What the task requires
Find every line in the records below that holds the word "algorithm" and copy it.
** BEGIN Records provided **
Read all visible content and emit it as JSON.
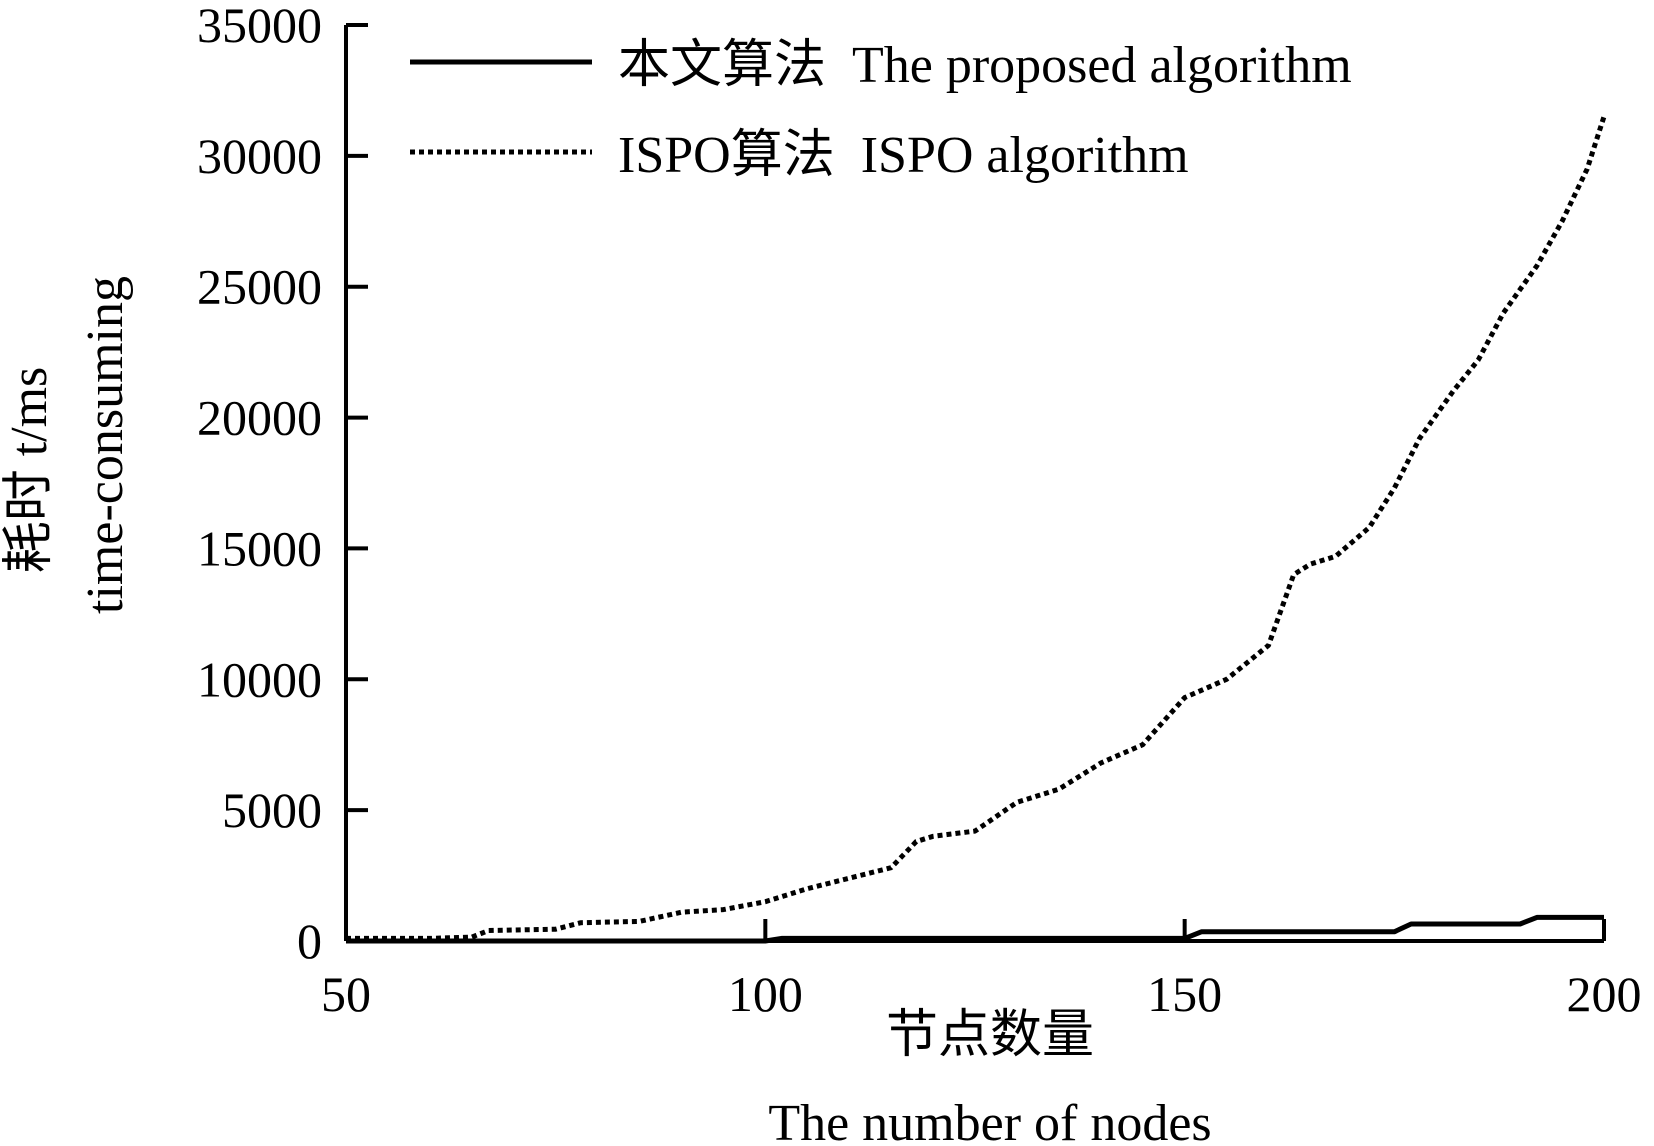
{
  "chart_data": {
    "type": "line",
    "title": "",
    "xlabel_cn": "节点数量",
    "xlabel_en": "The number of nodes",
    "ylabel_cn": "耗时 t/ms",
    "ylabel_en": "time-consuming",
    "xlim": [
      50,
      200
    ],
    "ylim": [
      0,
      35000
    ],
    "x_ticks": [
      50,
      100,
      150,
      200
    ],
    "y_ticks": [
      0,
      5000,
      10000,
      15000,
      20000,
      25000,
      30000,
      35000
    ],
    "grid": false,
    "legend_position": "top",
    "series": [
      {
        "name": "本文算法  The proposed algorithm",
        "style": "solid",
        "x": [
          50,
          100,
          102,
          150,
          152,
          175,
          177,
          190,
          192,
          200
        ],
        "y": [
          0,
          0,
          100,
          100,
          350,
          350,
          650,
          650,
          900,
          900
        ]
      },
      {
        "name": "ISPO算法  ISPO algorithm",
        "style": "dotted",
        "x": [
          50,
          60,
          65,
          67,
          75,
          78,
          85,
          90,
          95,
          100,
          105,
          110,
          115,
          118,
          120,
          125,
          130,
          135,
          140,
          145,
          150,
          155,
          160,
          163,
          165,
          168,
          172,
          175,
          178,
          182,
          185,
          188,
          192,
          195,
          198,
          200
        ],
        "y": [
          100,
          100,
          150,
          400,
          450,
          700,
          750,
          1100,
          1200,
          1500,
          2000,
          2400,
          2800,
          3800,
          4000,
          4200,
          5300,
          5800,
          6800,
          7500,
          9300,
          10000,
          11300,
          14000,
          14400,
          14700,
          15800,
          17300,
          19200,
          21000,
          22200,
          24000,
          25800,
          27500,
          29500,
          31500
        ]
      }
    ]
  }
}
** END Records provided **
Answer to this exercise
        "name": "本文算法  The proposed algorithm",
        "name": "ISPO算法  ISPO algorithm",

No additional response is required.